---- Dataset entries

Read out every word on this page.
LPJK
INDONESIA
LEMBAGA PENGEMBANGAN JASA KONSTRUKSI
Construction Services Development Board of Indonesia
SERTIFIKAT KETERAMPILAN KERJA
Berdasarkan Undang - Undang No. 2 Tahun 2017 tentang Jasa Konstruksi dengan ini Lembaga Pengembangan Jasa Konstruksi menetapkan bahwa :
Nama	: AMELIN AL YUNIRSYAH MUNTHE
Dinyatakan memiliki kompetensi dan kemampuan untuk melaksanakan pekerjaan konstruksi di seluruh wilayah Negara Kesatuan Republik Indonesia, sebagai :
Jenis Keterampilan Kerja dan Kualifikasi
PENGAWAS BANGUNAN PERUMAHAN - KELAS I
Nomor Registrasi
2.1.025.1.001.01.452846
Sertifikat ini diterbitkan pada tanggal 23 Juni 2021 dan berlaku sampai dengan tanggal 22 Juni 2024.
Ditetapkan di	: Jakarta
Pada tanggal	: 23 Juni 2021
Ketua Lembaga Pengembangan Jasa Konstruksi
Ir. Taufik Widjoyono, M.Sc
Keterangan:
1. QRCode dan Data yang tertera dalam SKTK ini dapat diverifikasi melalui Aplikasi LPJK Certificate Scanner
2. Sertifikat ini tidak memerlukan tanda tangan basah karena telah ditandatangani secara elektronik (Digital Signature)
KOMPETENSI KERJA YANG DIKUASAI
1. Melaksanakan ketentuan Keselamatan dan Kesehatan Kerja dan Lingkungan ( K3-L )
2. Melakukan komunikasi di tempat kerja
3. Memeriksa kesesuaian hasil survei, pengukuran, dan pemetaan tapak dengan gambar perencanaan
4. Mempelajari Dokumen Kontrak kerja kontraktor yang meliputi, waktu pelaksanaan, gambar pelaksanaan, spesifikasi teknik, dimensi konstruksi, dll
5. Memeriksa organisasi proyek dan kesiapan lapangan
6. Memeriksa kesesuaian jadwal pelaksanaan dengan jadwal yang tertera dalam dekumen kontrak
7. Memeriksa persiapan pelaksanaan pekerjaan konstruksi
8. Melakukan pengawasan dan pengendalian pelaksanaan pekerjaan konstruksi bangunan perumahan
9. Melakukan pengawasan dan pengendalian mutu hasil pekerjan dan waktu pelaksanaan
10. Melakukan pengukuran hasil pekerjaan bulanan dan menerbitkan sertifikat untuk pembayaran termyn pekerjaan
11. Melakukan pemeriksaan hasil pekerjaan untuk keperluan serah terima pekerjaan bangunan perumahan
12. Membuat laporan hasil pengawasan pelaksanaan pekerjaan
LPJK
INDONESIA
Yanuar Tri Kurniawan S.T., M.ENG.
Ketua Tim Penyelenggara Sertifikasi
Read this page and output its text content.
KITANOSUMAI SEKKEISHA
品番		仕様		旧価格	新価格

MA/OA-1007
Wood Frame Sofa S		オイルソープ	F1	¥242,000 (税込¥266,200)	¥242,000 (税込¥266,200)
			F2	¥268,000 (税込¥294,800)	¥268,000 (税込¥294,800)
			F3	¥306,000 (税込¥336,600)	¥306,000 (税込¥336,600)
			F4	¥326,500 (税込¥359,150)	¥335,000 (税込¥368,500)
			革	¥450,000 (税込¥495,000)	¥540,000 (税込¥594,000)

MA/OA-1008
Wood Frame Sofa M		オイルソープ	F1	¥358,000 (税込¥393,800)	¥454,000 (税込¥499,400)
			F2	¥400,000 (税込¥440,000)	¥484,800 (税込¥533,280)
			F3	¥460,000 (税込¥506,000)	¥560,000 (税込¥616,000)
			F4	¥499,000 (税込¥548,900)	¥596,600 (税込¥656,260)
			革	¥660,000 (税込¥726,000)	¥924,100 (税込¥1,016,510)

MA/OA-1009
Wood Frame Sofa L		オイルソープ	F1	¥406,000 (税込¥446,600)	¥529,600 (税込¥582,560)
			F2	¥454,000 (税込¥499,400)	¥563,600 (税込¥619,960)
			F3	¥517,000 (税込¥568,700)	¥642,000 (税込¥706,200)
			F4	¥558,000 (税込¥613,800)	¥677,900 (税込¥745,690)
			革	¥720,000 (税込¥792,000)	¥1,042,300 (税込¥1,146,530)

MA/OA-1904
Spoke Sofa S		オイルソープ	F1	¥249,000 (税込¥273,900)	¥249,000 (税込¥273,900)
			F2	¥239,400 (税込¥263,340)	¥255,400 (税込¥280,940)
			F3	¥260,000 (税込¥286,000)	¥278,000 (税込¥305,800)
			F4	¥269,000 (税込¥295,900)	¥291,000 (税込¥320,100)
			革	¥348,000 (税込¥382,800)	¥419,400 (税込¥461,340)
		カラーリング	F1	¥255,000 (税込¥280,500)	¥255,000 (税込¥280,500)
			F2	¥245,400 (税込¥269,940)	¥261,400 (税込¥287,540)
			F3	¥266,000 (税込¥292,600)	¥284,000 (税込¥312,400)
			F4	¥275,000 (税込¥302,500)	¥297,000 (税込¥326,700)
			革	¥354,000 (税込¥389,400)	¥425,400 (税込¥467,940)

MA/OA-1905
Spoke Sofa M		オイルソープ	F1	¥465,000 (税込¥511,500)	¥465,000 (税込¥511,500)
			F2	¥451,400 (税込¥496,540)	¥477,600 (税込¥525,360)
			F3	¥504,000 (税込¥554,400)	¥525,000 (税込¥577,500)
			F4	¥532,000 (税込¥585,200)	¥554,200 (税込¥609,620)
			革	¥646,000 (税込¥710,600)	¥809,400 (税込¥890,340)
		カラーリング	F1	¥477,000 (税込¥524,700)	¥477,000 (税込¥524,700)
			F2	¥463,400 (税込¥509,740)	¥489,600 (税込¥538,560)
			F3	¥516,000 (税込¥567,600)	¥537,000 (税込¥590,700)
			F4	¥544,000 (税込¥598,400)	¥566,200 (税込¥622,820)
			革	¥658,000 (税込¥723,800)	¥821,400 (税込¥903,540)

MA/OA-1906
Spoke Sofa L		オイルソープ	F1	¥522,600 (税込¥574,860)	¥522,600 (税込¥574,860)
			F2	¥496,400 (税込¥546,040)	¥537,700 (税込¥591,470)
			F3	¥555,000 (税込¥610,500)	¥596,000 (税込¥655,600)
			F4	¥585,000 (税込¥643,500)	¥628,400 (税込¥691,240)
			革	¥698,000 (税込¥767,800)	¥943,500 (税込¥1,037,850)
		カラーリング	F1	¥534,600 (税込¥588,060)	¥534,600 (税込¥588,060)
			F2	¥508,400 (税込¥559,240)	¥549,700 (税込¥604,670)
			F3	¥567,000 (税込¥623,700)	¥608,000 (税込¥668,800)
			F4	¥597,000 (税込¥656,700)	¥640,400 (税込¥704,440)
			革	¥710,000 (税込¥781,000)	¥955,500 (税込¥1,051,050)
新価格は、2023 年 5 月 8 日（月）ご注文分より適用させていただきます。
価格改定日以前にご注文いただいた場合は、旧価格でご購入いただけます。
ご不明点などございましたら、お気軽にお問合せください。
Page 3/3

--------

Exercise: Transcribe every entry word for word.

Written reply:
Read out every word on this page.
LPJK
INDONESIA
LEMBAGA PENGEMBANGAN JASA KONSTRUKSI
Construction Services Development Board of Indonesia
SERTIFIKAT KETERAMPILAN KERJA
Berdasarkan Undang - Undang No. 2 Tahun 2017 tentang Jasa Konstruksi dengan ini Lembaga Pengembangan Jasa Konstruksi menetapkan bahwa :
Nama	: AMELIN AL YUNIRSYAH MUNTHE
Dinyatakan memiliki kompetensi dan kemampuan untuk melaksanakan pekerjaan konstruksi di seluruh wilayah Negara Kesatuan Republik Indonesia, sebagai :
Jenis Keterampilan Kerja dan Kualifikasi
PENGAWAS BANGUNAN PERUMAHAN - KELAS I
Nomor Registrasi
2.1.025.1.001.01.452846
Sertifikat ini diterbitkan pada tanggal 23 Juni 2021 dan berlaku sampai dengan tanggal 22 Juni 2024.
Ditetapkan di	: Jakarta
Pada tanggal	: 23 Juni 2021
Ketua Lembaga Pengembangan Jasa Konstruksi
Ir. Taufik Widjoyono, M.Sc
Keterangan:
1. QRCode dan Data yang tertera dalam SKTK ini dapat diverifikasi melalui Aplikasi LPJK Certificate Scanner
2. Sertifikat ini tidak memerlukan tanda tangan basah karena telah ditandatangani secara elektronik (Digital Signature)
KOMPETENSI KERJA YANG DIKUASAI
1. Melaksanakan ketentuan Keselamatan dan Kesehatan Kerja dan Lingkungan ( K3-L )
2. Melakukan komunikasi di tempat kerja
3. Memeriksa kesesuaian hasil survei, pengukuran, dan pemetaan tapak dengan gambar perencanaan
4. Mempelajari Dokumen Kontrak kerja kontraktor yang meliputi, waktu pelaksanaan, gambar pelaksanaan, spesifikasi teknik, dimensi konstruksi, dll
5. Memeriksa organisasi proyek dan kesiapan lapangan
6. Memeriksa kesesuaian jadwal pelaksanaan dengan jadwal yang tertera dalam dekumen kontrak
7. Memeriksa persiapan pelaksanaan pekerjaan konstruksi
8. Melakukan pengawasan dan pengendalian pelaksanaan pekerjaan konstruksi bangunan perumahan
9. Melakukan pengawasan dan pengendalian mutu hasil pekerjan dan waktu pelaksanaan
10. Melakukan pengukuran hasil pekerjaan bulanan dan menerbitkan sertifikat untuk pembayaran termyn pekerjaan
11. Melakukan pemeriksaan hasil pekerjaan untuk keperluan serah terima pekerjaan bangunan perumahan
12. Membuat laporan hasil pengawasan pelaksanaan pekerjaan
LPJK
INDONESIA
Yanuar Tri Kurniawan S.T., M.ENG.
Ketua Tim Penyelenggara Sertifikasi
Read this page and output its text content.
KITANOSUMAI SEKKEISHA
品番		仕様		旧価格	新価格

MA/OA-1007
Wood Frame Sofa S		オイルソープ	F1	¥242,000 (税込¥266,200)	¥242,000 (税込¥266,200)
			F2	¥268,000 (税込¥294,800)	¥268,000 (税込¥294,800)
			F3	¥306,000 (税込¥336,600)	¥306,000 (税込¥336,600)
			F4	¥326,500 (税込¥359,150)	¥335,000 (税込¥368,500)
			革	¥450,000 (税込¥495,000)	¥540,000 (税込¥594,000)

MA/OA-1008
Wood Frame Sofa M		オイルソープ	F1	¥358,000 (税込¥393,800)	¥454,000 (税込¥499,400)
			F2	¥400,000 (税込¥440,000)	¥484,800 (税込¥533,280)
			F3	¥460,000 (税込¥506,000)	¥560,000 (税込¥616,000)
			F4	¥499,000 (税込¥548,900)	¥596,600 (税込¥656,260)
			革	¥660,000 (税込¥726,000)	¥924,100 (税込¥1,016,510)

MA/OA-1009
Wood Frame Sofa L		オイルソープ	F1	¥406,000 (税込¥446,600)	¥529,600 (税込¥582,560)
			F2	¥454,000 (税込¥499,400)	¥563,600 (税込¥619,960)
			F3	¥517,000 (税込¥568,700)	¥642,000 (税込¥706,200)
			F4	¥558,000 (税込¥613,800)	¥677,900 (税込¥745,690)
			革	¥720,000 (税込¥792,000)	¥1,042,300 (税込¥1,146,530)

MA/OA-1904
Spoke Sofa S		オイルソープ	F1	¥249,000 (税込¥273,900)	¥249,000 (税込¥273,900)
			F2	¥239,400 (税込¥263,340)	¥255,400 (税込¥280,940)
			F3	¥260,000 (税込¥286,000)	¥278,000 (税込¥305,800)
			F4	¥269,000 (税込¥295,900)	¥291,000 (税込¥320,100)
			革	¥348,000 (税込¥382,800)	¥419,400 (税込¥461,340)
		カラーリング	F1	¥255,000 (税込¥280,500)	¥255,000 (税込¥280,500)
			F2	¥245,400 (税込¥269,940)	¥261,400 (税込¥287,540)
			F3	¥266,000 (税込¥292,600)	¥284,000 (税込¥312,400)
			F4	¥275,000 (税込¥302,500)	¥297,000 (税込¥326,700)
			革	¥354,000 (税込¥389,400)	¥425,400 (税込¥467,940)

MA/OA-1905
Spoke Sofa M		オイルソープ	F1	¥465,000 (税込¥511,500)	¥465,000 (税込¥511,500)
			F2	¥451,400 (税込¥496,540)	¥477,600 (税込¥525,360)
			F3	¥504,000 (税込¥554,400)	¥525,000 (税込¥577,500)
			F4	¥532,000 (税込¥585,200)	¥554,200 (税込¥609,620)
			革	¥646,000 (税込¥710,600)	¥809,400 (税込¥890,340)
		カラーリング	F1	¥477,000 (税込¥524,700)	¥477,000 (税込¥524,700)
			F2	¥463,400 (税込¥509,740)	¥489,600 (税込¥538,560)
			F3	¥516,000 (税込¥567,600)	¥537,000 (税込¥590,700)
			F4	¥544,000 (税込¥598,400)	¥566,200 (税込¥622,820)
			革	¥658,000 (税込¥723,800)	¥821,400 (税込¥903,540)

MA/OA-1906
Spoke Sofa L		オイルソープ	F1	¥522,600 (税込¥574,860)	¥522,600 (税込¥574,860)
			F2	¥496,400 (税込¥546,040)	¥537,700 (税込¥591,470)
			F3	¥555,000 (税込¥610,500)	¥596,000 (税込¥655,600)
			F4	¥585,000 (税込¥643,500)	¥628,400 (税込¥691,240)
			革	¥698,000 (税込¥767,800)	¥943,500 (税込¥1,037,850)
		カラーリング	F1	¥534,600 (税込¥588,060)	¥534,600 (税込¥588,060)
			F2	¥508,400 (税込¥559,240)	¥549,700 (税込¥604,670)
			F3	¥567,000 (税込¥623,700)	¥608,000 (税込¥668,800)
			F4	¥597,000 (税込¥656,700)	¥640,400 (税込¥704,440)
			革	¥710,000 (税込¥781,000)	¥955,500 (税込¥1,051,050)
新価格は、2023 年 5 月 8 日（月）ご注文分より適用させていただきます。
価格改定日以前にご注文いただいた場合は、旧価格でご購入いただけます。
ご不明点などございましたら、お気軽にお問合せください。
Page 3/3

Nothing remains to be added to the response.